** START RECORDS PROVIDED **

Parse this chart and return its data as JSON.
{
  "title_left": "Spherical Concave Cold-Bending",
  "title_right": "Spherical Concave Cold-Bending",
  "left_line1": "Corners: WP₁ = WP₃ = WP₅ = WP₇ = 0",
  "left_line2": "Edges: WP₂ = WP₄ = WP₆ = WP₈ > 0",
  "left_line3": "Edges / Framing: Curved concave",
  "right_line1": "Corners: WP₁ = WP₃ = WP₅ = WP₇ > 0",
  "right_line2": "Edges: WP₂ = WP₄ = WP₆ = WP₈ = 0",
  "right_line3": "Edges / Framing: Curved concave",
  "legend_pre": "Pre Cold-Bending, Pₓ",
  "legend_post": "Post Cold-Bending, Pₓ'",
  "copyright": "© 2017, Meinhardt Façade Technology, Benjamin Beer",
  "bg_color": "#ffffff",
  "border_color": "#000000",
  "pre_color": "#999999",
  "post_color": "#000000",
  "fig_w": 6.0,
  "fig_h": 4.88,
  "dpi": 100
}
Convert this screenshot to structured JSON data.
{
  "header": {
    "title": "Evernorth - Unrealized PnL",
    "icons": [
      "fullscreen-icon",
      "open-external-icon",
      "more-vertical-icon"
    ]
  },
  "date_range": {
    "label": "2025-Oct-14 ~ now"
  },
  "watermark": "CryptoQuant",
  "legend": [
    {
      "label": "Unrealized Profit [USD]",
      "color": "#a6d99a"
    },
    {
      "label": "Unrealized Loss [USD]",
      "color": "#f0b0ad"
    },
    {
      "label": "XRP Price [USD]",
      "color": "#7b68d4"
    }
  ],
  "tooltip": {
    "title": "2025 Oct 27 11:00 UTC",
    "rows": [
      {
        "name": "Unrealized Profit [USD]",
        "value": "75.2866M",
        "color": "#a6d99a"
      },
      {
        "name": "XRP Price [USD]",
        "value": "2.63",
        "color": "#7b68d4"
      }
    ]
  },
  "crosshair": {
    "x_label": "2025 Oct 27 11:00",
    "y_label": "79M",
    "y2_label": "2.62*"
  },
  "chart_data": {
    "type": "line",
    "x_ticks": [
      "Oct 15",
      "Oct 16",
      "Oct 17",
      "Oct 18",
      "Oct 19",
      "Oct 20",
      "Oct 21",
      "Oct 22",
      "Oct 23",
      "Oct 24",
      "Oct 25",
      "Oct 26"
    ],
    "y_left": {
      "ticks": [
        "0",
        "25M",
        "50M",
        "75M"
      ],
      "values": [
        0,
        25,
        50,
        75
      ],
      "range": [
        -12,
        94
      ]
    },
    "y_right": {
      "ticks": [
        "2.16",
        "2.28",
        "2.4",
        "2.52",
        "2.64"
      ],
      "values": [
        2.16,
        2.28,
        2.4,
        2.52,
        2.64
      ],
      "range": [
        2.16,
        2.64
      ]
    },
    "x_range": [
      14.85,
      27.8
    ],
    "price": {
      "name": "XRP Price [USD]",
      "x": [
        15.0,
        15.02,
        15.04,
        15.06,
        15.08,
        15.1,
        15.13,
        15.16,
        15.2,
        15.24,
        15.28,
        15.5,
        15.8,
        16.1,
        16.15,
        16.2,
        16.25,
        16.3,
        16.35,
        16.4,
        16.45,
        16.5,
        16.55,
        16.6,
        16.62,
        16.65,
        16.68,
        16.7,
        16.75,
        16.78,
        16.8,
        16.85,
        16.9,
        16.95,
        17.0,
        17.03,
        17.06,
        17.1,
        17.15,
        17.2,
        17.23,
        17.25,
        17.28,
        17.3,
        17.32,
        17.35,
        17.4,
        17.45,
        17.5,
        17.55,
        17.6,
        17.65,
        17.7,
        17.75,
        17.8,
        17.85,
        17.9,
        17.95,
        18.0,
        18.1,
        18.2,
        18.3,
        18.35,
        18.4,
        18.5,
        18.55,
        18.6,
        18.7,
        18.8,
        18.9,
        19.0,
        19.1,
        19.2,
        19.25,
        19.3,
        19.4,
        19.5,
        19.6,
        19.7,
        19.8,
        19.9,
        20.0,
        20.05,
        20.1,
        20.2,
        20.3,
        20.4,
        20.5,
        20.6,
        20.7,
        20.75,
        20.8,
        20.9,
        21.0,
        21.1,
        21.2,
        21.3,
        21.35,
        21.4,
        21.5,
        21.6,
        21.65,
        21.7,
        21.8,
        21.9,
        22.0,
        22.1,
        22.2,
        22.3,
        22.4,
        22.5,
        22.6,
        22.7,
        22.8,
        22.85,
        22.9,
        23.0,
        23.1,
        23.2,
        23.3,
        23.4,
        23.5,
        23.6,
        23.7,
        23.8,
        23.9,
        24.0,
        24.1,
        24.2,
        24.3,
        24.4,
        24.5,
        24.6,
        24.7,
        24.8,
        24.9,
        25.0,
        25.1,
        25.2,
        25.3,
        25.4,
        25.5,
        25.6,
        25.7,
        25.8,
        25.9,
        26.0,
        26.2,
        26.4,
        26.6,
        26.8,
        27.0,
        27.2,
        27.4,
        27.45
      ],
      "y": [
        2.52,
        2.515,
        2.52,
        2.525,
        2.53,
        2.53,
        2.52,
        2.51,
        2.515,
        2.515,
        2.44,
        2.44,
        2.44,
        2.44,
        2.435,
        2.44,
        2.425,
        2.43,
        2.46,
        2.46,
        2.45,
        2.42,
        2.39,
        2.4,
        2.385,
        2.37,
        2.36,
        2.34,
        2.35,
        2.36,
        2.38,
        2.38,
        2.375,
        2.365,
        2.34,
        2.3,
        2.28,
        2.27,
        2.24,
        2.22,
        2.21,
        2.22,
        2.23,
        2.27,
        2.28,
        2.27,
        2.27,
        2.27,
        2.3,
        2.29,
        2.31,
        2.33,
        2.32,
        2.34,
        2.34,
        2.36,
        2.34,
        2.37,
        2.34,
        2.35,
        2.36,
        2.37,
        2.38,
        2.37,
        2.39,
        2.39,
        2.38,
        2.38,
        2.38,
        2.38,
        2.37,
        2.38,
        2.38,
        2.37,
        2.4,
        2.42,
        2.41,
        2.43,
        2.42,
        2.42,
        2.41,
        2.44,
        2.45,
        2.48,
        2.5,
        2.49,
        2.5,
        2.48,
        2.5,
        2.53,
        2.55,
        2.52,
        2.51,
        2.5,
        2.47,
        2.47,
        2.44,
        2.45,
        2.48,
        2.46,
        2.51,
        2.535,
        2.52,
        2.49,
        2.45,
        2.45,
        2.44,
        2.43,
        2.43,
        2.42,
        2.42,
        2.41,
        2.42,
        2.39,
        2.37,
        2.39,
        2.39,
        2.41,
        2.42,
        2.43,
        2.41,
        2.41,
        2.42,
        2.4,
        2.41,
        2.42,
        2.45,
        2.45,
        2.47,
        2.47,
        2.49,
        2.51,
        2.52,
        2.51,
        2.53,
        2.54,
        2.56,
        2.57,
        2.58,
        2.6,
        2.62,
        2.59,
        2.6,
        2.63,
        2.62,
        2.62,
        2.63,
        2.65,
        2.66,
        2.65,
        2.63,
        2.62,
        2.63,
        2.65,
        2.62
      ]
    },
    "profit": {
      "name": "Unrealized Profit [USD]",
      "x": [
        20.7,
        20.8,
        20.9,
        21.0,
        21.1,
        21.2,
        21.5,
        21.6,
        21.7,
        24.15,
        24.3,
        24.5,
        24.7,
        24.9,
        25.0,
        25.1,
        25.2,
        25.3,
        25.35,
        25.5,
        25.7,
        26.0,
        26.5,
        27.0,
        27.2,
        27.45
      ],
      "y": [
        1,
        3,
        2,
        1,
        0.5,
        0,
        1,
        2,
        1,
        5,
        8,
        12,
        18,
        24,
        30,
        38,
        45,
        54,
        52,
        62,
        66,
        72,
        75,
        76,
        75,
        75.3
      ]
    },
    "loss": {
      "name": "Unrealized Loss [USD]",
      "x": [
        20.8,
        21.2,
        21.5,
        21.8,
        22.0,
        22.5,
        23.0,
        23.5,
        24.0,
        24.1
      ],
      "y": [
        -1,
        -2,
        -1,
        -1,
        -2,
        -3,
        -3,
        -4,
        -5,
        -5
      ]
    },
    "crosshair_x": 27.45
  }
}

** END RECORDS PROVIDED **

#### TO DO
Count the lines in the entries that hold the word "Bending", and give nothing but the total.

#### EXERCISE SOLUTION
4